▶ [AIM]
Filter the records for lines holding the string "فارسیہ".

──────────────────────────────

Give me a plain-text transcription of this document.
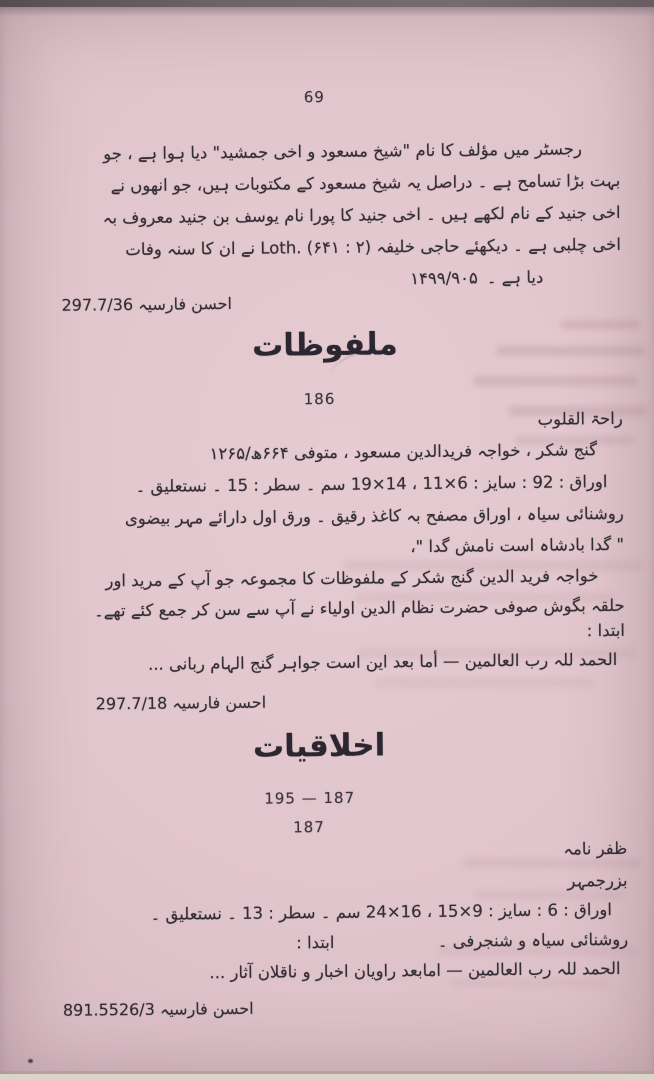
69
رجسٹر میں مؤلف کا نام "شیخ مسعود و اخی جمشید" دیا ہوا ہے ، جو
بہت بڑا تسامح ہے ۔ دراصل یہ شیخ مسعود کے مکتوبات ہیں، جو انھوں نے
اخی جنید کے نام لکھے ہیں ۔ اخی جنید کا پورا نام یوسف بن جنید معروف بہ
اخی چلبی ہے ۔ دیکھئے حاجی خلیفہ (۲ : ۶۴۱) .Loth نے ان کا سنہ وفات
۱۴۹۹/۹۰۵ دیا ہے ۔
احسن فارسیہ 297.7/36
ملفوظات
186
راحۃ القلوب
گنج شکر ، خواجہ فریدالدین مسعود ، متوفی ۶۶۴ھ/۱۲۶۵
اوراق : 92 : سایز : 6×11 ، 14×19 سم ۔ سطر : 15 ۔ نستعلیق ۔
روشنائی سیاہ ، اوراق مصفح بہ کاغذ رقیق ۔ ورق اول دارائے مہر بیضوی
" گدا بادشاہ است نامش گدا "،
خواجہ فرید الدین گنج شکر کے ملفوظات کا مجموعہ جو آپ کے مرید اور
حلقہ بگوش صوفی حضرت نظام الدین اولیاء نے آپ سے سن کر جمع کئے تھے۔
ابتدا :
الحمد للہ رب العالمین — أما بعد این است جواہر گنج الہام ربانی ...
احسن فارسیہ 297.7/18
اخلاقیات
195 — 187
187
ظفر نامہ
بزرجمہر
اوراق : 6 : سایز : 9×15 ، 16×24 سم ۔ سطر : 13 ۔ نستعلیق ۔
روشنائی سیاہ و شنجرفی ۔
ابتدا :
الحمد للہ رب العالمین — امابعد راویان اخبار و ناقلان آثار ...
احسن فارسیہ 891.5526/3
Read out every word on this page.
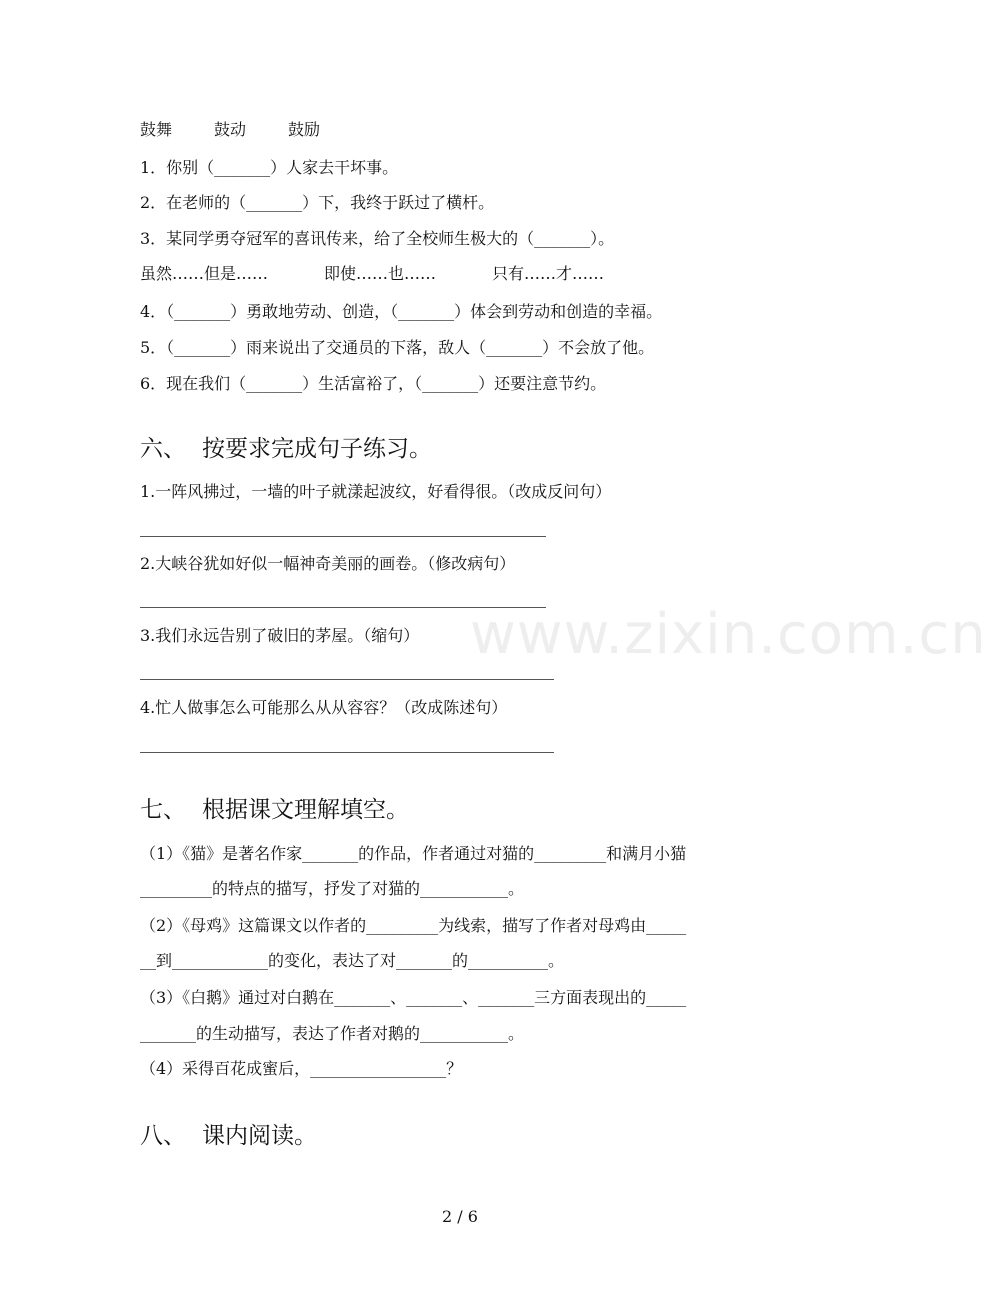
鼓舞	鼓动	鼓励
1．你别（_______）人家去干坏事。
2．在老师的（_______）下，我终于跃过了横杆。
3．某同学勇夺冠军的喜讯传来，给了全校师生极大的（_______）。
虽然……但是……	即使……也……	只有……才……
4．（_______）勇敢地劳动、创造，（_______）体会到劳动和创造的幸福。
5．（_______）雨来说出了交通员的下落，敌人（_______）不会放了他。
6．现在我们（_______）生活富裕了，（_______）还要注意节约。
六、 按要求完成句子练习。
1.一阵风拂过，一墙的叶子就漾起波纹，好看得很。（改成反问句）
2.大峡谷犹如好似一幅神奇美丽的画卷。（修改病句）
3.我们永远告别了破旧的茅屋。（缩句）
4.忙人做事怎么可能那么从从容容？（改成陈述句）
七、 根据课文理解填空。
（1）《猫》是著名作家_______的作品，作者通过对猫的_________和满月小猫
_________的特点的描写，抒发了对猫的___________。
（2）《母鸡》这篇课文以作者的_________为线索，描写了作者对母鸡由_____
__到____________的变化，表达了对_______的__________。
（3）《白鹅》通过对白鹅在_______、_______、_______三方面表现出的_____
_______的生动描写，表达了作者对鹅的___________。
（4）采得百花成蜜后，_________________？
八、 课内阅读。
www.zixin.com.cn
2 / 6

──────────────────────────────

▶ [THE RESPONSE]
احسن فارسیہ 297.7/36
احسن فارسیہ 297.7/18
احسن فارسیہ 891.5526/3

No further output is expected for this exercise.